_GIVEN TASK_: Reproduce the listing word for word. Skip any image.

_RECORDS FOR THE TASK_:
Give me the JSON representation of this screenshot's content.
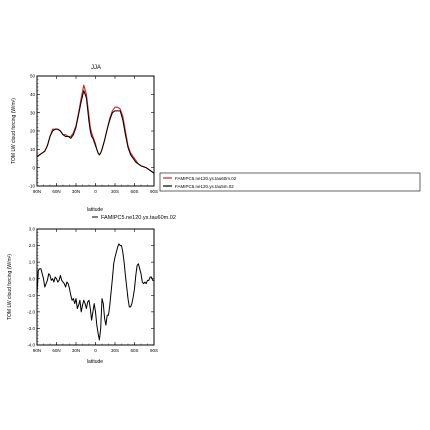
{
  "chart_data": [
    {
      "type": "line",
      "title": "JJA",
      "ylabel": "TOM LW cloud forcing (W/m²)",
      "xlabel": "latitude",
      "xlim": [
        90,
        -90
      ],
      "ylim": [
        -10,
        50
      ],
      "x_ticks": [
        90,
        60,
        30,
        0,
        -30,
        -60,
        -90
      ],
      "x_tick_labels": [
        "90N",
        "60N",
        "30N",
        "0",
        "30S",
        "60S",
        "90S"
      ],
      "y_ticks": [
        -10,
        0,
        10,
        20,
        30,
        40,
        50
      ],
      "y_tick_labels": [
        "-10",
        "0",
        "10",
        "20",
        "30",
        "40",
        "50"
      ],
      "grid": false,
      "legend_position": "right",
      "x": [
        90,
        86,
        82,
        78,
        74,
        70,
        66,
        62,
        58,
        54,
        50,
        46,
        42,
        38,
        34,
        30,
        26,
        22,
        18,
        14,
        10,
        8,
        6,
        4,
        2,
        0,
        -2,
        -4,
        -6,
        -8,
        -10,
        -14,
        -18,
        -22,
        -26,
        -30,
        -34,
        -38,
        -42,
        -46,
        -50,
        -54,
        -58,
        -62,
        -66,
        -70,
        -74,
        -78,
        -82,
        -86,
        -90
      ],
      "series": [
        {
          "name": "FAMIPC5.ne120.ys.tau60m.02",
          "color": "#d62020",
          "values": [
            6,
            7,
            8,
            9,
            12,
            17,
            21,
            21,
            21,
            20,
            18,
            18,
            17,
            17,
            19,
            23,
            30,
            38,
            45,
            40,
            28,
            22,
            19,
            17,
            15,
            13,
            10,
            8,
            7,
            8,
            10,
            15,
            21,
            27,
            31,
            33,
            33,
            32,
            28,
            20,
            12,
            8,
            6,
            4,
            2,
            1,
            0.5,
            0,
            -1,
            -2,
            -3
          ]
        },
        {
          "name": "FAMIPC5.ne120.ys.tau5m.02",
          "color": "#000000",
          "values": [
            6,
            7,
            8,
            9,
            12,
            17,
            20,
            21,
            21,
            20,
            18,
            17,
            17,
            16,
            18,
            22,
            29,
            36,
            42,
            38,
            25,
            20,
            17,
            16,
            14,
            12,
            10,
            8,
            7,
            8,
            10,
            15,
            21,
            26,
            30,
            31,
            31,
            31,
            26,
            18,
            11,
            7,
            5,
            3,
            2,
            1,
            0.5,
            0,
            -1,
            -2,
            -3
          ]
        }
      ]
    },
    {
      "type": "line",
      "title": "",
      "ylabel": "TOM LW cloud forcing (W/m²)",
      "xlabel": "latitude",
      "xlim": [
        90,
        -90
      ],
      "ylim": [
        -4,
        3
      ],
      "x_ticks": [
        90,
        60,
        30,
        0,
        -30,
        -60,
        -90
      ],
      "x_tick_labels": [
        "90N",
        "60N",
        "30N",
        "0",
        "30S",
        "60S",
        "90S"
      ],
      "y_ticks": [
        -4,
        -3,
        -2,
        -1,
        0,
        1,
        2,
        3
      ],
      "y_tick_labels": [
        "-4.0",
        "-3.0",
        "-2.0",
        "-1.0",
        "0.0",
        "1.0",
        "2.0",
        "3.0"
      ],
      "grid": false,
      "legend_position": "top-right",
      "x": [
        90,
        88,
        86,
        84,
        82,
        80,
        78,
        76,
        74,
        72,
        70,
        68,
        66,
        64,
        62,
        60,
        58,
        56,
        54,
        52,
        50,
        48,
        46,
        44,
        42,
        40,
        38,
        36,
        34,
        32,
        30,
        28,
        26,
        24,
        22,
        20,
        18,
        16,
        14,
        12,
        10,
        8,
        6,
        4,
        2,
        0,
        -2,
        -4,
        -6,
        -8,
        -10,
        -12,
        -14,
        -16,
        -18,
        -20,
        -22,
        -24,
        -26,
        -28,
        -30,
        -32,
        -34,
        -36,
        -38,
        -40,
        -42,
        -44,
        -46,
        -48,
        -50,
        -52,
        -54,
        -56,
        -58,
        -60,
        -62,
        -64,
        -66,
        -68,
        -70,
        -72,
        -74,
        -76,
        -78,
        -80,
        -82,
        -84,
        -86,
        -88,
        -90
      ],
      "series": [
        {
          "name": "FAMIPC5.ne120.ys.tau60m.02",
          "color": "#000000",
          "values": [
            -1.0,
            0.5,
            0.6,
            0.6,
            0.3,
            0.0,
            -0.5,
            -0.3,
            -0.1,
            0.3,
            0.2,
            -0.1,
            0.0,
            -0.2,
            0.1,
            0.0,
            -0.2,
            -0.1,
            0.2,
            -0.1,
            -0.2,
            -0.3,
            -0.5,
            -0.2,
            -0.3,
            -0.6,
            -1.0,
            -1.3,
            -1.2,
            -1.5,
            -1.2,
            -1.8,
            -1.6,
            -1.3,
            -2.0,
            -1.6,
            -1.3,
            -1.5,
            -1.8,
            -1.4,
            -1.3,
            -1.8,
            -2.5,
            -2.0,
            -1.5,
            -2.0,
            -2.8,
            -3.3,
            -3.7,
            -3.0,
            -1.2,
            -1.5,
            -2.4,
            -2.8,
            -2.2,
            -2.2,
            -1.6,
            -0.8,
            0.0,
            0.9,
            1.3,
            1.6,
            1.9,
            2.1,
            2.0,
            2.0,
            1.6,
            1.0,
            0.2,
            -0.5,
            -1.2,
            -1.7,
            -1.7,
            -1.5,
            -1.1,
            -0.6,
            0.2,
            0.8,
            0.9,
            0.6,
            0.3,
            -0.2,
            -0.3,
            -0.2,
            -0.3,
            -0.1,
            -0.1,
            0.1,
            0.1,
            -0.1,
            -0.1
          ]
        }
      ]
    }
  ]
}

_SOLUTION TO THE EXERCISE_:
Give me the JSON representation of this screenshot's content.
{
  "chart_data": [
    {
      "type": "line",
      "title": "JJA",
      "ylabel": "TOM LW cloud forcing (W/m²)",
      "xlabel": "latitude",
      "xlim": [
        90,
        -90
      ],
      "ylim": [
        -10,
        50
      ],
      "x_ticks": [
        90,
        60,
        30,
        0,
        -30,
        -60,
        -90
      ],
      "x_tick_labels": [
        "90N",
        "60N",
        "30N",
        "0",
        "30S",
        "60S",
        "90S"
      ],
      "y_ticks": [
        -10,
        0,
        10,
        20,
        30,
        40,
        50
      ],
      "y_tick_labels": [
        "-10",
        "0",
        "10",
        "20",
        "30",
        "40",
        "50"
      ],
      "grid": false,
      "legend_position": "right",
      "x": [
        90,
        86,
        82,
        78,
        74,
        70,
        66,
        62,
        58,
        54,
        50,
        46,
        42,
        38,
        34,
        30,
        26,
        22,
        18,
        14,
        10,
        8,
        6,
        4,
        2,
        0,
        -2,
        -4,
        -6,
        -8,
        -10,
        -14,
        -18,
        -22,
        -26,
        -30,
        -34,
        -38,
        -42,
        -46,
        -50,
        -54,
        -58,
        -62,
        -66,
        -70,
        -74,
        -78,
        -82,
        -86,
        -90
      ],
      "series": [
        {
          "name": "FAMIPC5.ne120.ys.tau60m.02",
          "color": "#d62020",
          "values": [
            6,
            7,
            8,
            9,
            12,
            17,
            21,
            21,
            21,
            20,
            18,
            18,
            17,
            17,
            19,
            23,
            30,
            38,
            45,
            40,
            28,
            22,
            19,
            17,
            15,
            13,
            10,
            8,
            7,
            8,
            10,
            15,
            21,
            27,
            31,
            33,
            33,
            32,
            28,
            20,
            12,
            8,
            6,
            4,
            2,
            1,
            0.5,
            0,
            -1,
            -2,
            -3
          ]
        },
        {
          "name": "FAMIPC5.ne120.ys.tau5m.02",
          "color": "#000000",
          "values": [
            6,
            7,
            8,
            9,
            12,
            17,
            20,
            21,
            21,
            20,
            18,
            17,
            17,
            16,
            18,
            22,
            29,
            36,
            42,
            38,
            25,
            20,
            17,
            16,
            14,
            12,
            10,
            8,
            7,
            8,
            10,
            15,
            21,
            26,
            30,
            31,
            31,
            31,
            26,
            18,
            11,
            7,
            5,
            3,
            2,
            1,
            0.5,
            0,
            -1,
            -2,
            -3
          ]
        }
      ]
    },
    {
      "type": "line",
      "title": "",
      "ylabel": "TOM LW cloud forcing (W/m²)",
      "xlabel": "latitude",
      "xlim": [
        90,
        -90
      ],
      "ylim": [
        -4,
        3
      ],
      "x_ticks": [
        90,
        60,
        30,
        0,
        -30,
        -60,
        -90
      ],
      "x_tick_labels": [
        "90N",
        "60N",
        "30N",
        "0",
        "30S",
        "60S",
        "90S"
      ],
      "y_ticks": [
        -4,
        -3,
        -2,
        -1,
        0,
        1,
        2,
        3
      ],
      "y_tick_labels": [
        "-4.0",
        "-3.0",
        "-2.0",
        "-1.0",
        "0.0",
        "1.0",
        "2.0",
        "3.0"
      ],
      "grid": false,
      "legend_position": "top-right",
      "x": [
        90,
        88,
        86,
        84,
        82,
        80,
        78,
        76,
        74,
        72,
        70,
        68,
        66,
        64,
        62,
        60,
        58,
        56,
        54,
        52,
        50,
        48,
        46,
        44,
        42,
        40,
        38,
        36,
        34,
        32,
        30,
        28,
        26,
        24,
        22,
        20,
        18,
        16,
        14,
        12,
        10,
        8,
        6,
        4,
        2,
        0,
        -2,
        -4,
        -6,
        -8,
        -10,
        -12,
        -14,
        -16,
        -18,
        -20,
        -22,
        -24,
        -26,
        -28,
        -30,
        -32,
        -34,
        -36,
        -38,
        -40,
        -42,
        -44,
        -46,
        -48,
        -50,
        -52,
        -54,
        -56,
        -58,
        -60,
        -62,
        -64,
        -66,
        -68,
        -70,
        -72,
        -74,
        -76,
        -78,
        -80,
        -82,
        -84,
        -86,
        -88,
        -90
      ],
      "series": [
        {
          "name": "FAMIPC5.ne120.ys.tau60m.02",
          "color": "#000000",
          "values": [
            -1.0,
            0.5,
            0.6,
            0.6,
            0.3,
            0.0,
            -0.5,
            -0.3,
            -0.1,
            0.3,
            0.2,
            -0.1,
            0.0,
            -0.2,
            0.1,
            0.0,
            -0.2,
            -0.1,
            0.2,
            -0.1,
            -0.2,
            -0.3,
            -0.5,
            -0.2,
            -0.3,
            -0.6,
            -1.0,
            -1.3,
            -1.2,
            -1.5,
            -1.2,
            -1.8,
            -1.6,
            -1.3,
            -2.0,
            -1.6,
            -1.3,
            -1.5,
            -1.8,
            -1.4,
            -1.3,
            -1.8,
            -2.5,
            -2.0,
            -1.5,
            -2.0,
            -2.8,
            -3.3,
            -3.7,
            -3.0,
            -1.2,
            -1.5,
            -2.4,
            -2.8,
            -2.2,
            -2.2,
            -1.6,
            -0.8,
            0.0,
            0.9,
            1.3,
            1.6,
            1.9,
            2.1,
            2.0,
            2.0,
            1.6,
            1.0,
            0.2,
            -0.5,
            -1.2,
            -1.7,
            -1.7,
            -1.5,
            -1.1,
            -0.6,
            0.2,
            0.8,
            0.9,
            0.6,
            0.3,
            -0.2,
            -0.3,
            -0.2,
            -0.3,
            -0.1,
            -0.1,
            0.1,
            0.1,
            -0.1,
            -0.1
          ]
        }
      ]
    }
  ]
}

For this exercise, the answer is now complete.